--- INFORMATION PROVIDED ---
····················

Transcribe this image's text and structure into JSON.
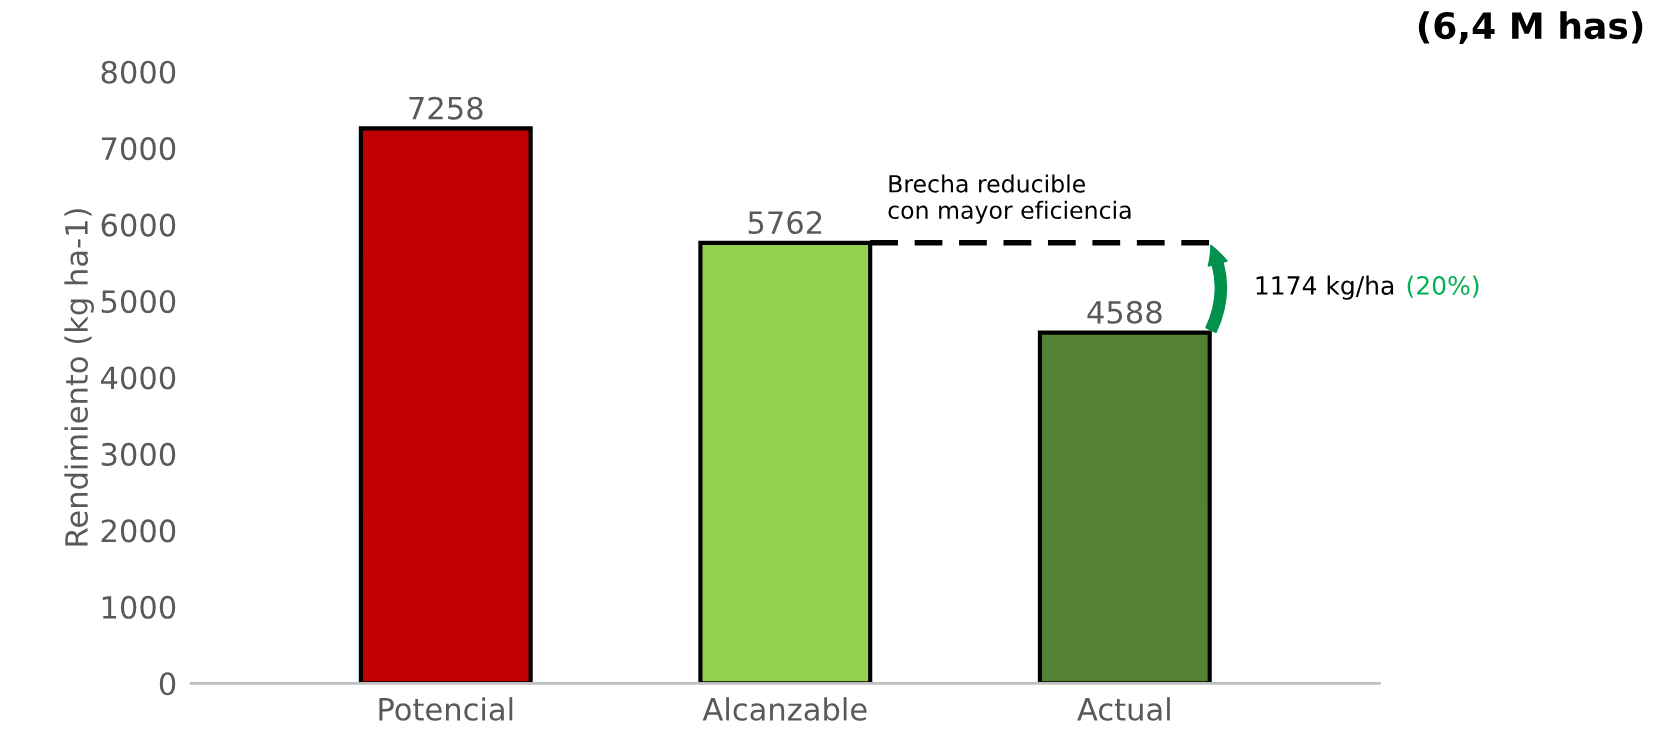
{
  "chart_data": {
    "type": "bar",
    "title": "(6,4 M has)",
    "ylabel": "Rendimiento (kg ha-1)",
    "categories": [
      "Potencial",
      "Alcanzable",
      "Actual"
    ],
    "values": [
      7258,
      5762,
      4588
    ],
    "colors": [
      "#c00000",
      "#92d050",
      "#548235"
    ],
    "data_labels": true,
    "ylim": [
      0,
      8000
    ],
    "yticks": [
      0,
      1000,
      2000,
      3000,
      4000,
      5000,
      6000,
      7000,
      8000
    ],
    "ref_lines": [
      {
        "axis": "y",
        "value": 5762,
        "label": "Brecha reducible\ncon mayor eficiencia",
        "color": "#000000",
        "line_style": "dashed"
      }
    ],
    "annotations": [
      "1174 kg/ha",
      "(20%)"
    ],
    "grid": false
  }
}
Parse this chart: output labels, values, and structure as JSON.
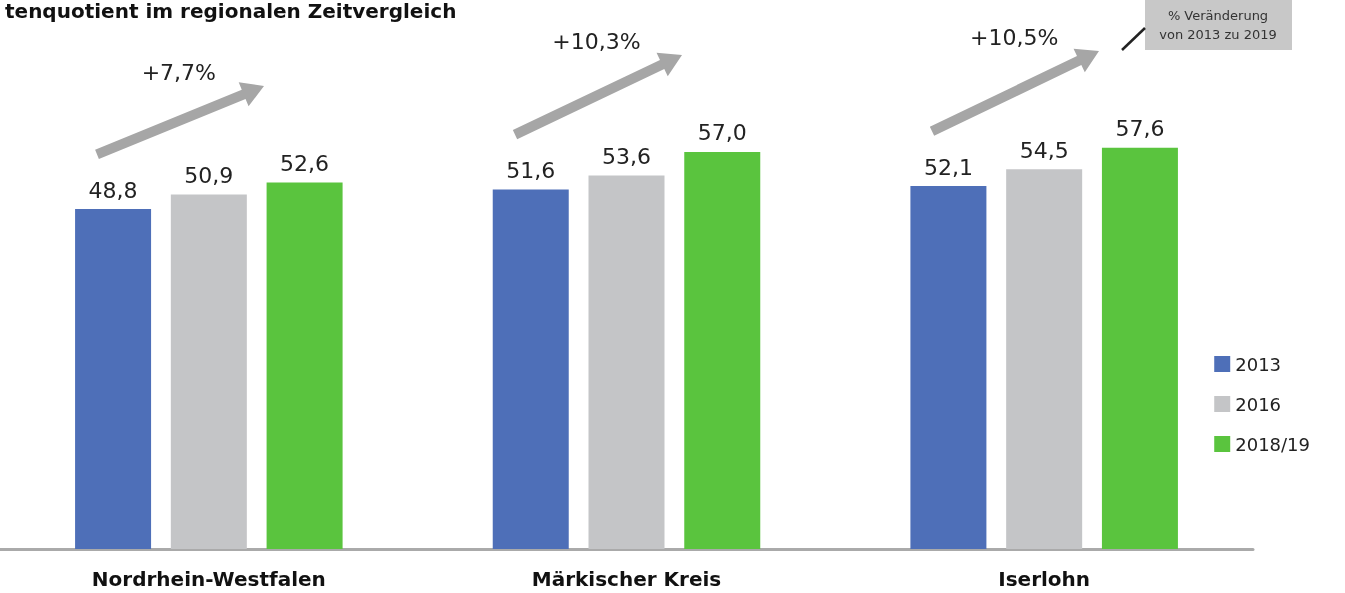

····················

--- TASK TO COMPLETE ---
Retype each line of the listing above word for word. Exclude the pictures.

--- RESPONSE TO THIS TASK ---
Transcribe this image's text and structure into JSON.
{
  "chart_data": {
    "type": "bar",
    "title": "(6,4 M has)",
    "ylabel": "Rendimiento (kg ha-1)",
    "categories": [
      "Potencial",
      "Alcanzable",
      "Actual"
    ],
    "values": [
      7258,
      5762,
      4588
    ],
    "colors": [
      "#c00000",
      "#92d050",
      "#548235"
    ],
    "data_labels": true,
    "ylim": [
      0,
      8000
    ],
    "yticks": [
      0,
      1000,
      2000,
      3000,
      4000,
      5000,
      6000,
      7000,
      8000
    ],
    "ref_lines": [
      {
        "axis": "y",
        "value": 5762,
        "label": "Brecha reducible\ncon mayor eficiencia",
        "color": "#000000",
        "line_style": "dashed"
      }
    ],
    "annotations": [
      "1174 kg/ha",
      "(20%)"
    ],
    "grid": false
  }
}
Parse this chart: output labels, values, and structure as JSON.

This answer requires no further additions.